**YOUR INSTRUCTIONS:**
Repeat the data word for word. Do not include the pictures.

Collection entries
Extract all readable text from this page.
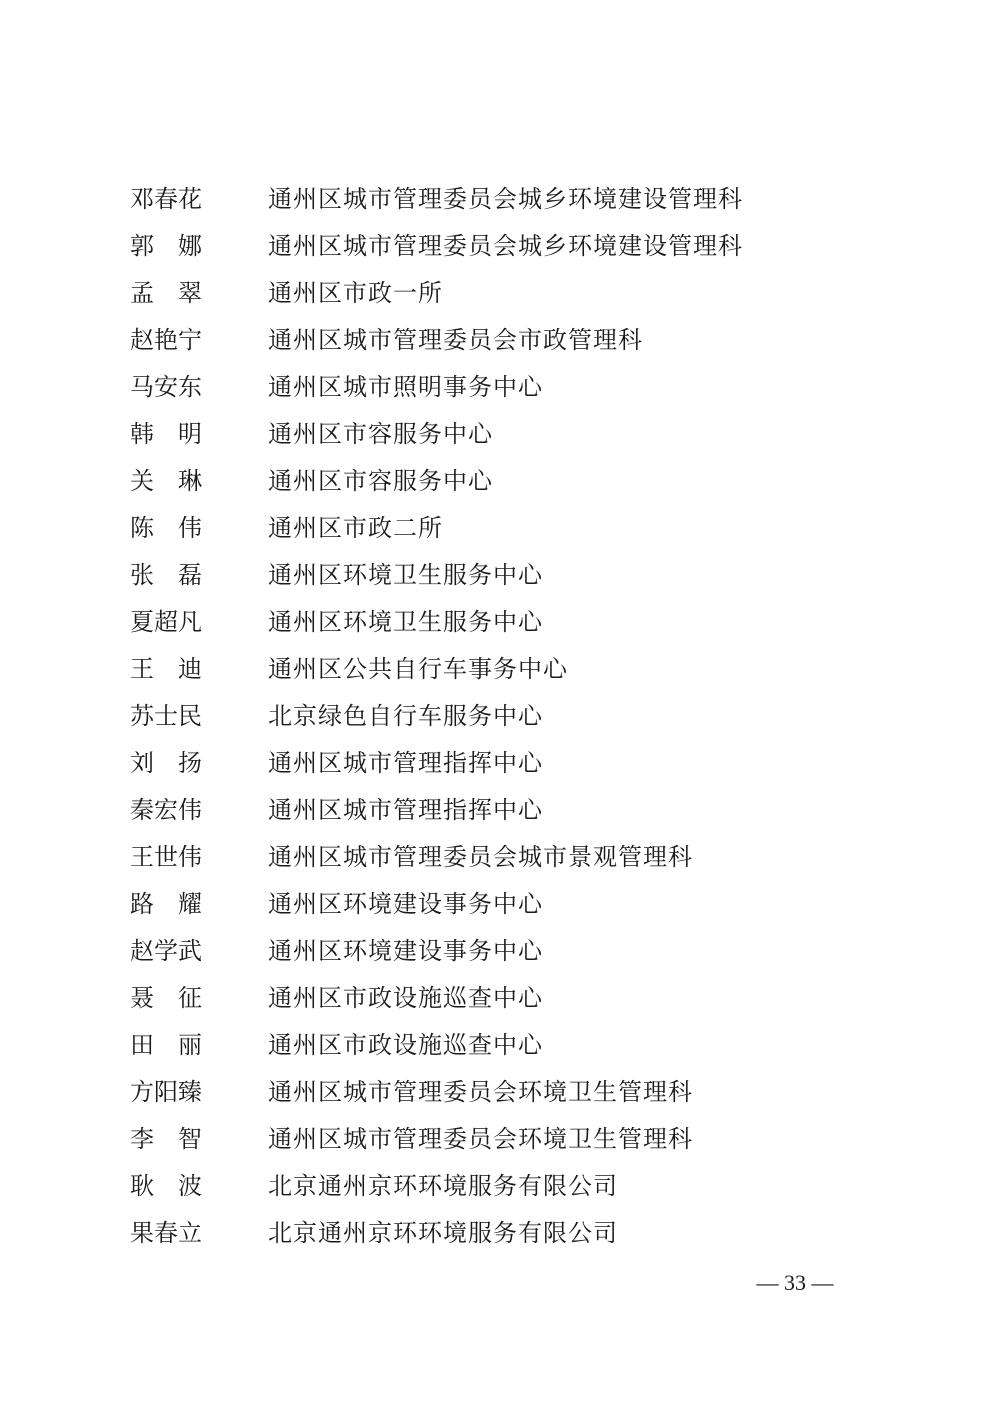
邓春花	通州区城市管理委员会城乡环境建设管理科
郭　娜	通州区城市管理委员会城乡环境建设管理科
孟　翠	通州区市政一所
赵艳宁	通州区城市管理委员会市政管理科
马安东	通州区城市照明事务中心
韩　明	通州区市容服务中心
关　琳	通州区市容服务中心
陈　伟	通州区市政二所
张　磊	通州区环境卫生服务中心
夏超凡	通州区环境卫生服务中心
王　迪	通州区公共自行车事务中心
苏士民	北京绿色自行车服务中心
刘　扬	通州区城市管理指挥中心
秦宏伟	通州区城市管理指挥中心
王世伟	通州区城市管理委员会城市景观管理科
路　耀	通州区环境建设事务中心
赵学武	通州区环境建设事务中心
聂　征	通州区市政设施巡查中心
田　丽	通州区市政设施巡查中心
方阳臻	通州区城市管理委员会环境卫生管理科
李　智	通州区城市管理委员会环境卫生管理科
耿　波	北京通州京环环境服务有限公司
果春立	北京通州京环环境服务有限公司
— 33 —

**FULL OUTPUT:**
Extract all readable text from this page.
邓春花	通州区城市管理委员会城乡环境建设管理科
郭　娜	通州区城市管理委员会城乡环境建设管理科
孟　翠	通州区市政一所
赵艳宁	通州区城市管理委员会市政管理科
马安东	通州区城市照明事务中心
韩　明	通州区市容服务中心
关　琳	通州区市容服务中心
陈　伟	通州区市政二所
张　磊	通州区环境卫生服务中心
夏超凡	通州区环境卫生服务中心
王　迪	通州区公共自行车事务中心
苏士民	北京绿色自行车服务中心
刘　扬	通州区城市管理指挥中心
秦宏伟	通州区城市管理指挥中心
王世伟	通州区城市管理委员会城市景观管理科
路　耀	通州区环境建设事务中心
赵学武	通州区环境建设事务中心
聂　征	通州区市政设施巡查中心
田　丽	通州区市政设施巡查中心
方阳臻	通州区城市管理委员会环境卫生管理科
李　智	通州区城市管理委员会环境卫生管理科
耿　波	北京通州京环环境服务有限公司
果春立	北京通州京环环境服务有限公司
— 33 —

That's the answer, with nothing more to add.